(GIVEN PROBLEM):
Reproduce all entries verbatim, with nothing added or dropped.

(Saved entries)
####################

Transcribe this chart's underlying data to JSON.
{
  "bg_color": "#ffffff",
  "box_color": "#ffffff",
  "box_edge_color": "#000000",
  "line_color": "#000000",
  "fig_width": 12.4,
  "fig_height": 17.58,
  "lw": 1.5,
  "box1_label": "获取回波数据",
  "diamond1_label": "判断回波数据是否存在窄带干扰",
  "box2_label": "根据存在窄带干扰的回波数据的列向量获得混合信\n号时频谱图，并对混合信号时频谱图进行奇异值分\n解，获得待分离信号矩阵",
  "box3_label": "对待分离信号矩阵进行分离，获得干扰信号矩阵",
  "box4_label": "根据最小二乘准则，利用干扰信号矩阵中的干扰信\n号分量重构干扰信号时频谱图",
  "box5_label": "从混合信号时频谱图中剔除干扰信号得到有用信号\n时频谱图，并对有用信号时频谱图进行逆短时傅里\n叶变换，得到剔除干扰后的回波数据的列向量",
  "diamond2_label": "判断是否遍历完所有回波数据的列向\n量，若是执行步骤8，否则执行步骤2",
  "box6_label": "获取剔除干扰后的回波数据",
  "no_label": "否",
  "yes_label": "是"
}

####################

(OUTPUT OF THE EXERCISE):
Transcribe this chart's underlying data to JSON.
{
  "bg_color": "#ffffff",
  "box_color": "#ffffff",
  "box_edge_color": "#000000",
  "line_color": "#000000",
  "fig_width": 12.4,
  "fig_height": 17.58,
  "lw": 1.5,
  "box1_label": "获取回波数据",
  "diamond1_label": "判断回波数据是否存在窄带干扰",
  "box2_label": "根据存在窄带干扰的回波数据的列向量获得混合信\n号时频谱图，并对混合信号时频谱图进行奇异值分\n解，获得待分离信号矩阵",
  "box3_label": "对待分离信号矩阵进行分离，获得干扰信号矩阵",
  "box4_label": "根据最小二乘准则，利用干扰信号矩阵中的干扰信\n号分量重构干扰信号时频谱图",
  "box5_label": "从混合信号时频谱图中剔除干扰信号得到有用信号\n时频谱图，并对有用信号时频谱图进行逆短时傅里\n叶变换，得到剔除干扰后的回波数据的列向量",
  "diamond2_label": "判断是否遍历完所有回波数据的列向\n量，若是执行步骤8，否则执行步骤2",
  "box6_label": "获取剔除干扰后的回波数据",
  "no_label": "否",
  "yes_label": "是"
}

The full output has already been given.